+++ Dataset extract +++
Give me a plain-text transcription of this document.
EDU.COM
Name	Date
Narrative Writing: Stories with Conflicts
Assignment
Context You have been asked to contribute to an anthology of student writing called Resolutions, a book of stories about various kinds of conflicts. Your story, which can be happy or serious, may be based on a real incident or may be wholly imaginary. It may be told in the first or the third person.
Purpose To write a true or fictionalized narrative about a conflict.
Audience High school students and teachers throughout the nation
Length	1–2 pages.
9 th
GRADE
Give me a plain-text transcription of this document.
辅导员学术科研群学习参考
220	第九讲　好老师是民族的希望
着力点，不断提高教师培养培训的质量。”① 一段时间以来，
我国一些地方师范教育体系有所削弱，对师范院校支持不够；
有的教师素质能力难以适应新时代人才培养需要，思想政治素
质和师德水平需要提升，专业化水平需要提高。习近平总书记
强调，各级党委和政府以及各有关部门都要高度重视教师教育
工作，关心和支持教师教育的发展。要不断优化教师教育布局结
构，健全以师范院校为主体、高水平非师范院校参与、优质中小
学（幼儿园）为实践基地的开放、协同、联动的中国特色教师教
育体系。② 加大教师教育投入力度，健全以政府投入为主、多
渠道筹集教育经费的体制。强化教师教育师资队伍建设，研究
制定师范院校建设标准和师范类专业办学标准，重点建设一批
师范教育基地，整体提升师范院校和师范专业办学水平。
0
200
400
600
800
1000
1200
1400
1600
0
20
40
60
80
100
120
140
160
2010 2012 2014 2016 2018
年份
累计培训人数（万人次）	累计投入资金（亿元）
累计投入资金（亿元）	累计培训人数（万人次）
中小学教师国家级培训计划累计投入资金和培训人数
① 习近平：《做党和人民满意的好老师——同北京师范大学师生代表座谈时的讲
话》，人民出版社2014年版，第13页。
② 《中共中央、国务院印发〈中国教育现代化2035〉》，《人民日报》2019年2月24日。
+++
- [Problem requirements]:
Gather, from the listing above, every line carrying the word "累计培训人数".

- [Written answer]:
累计培训人数（万人次）	累计投入资金（亿元）
累计投入资金（亿元）	累计培训人数（万人次）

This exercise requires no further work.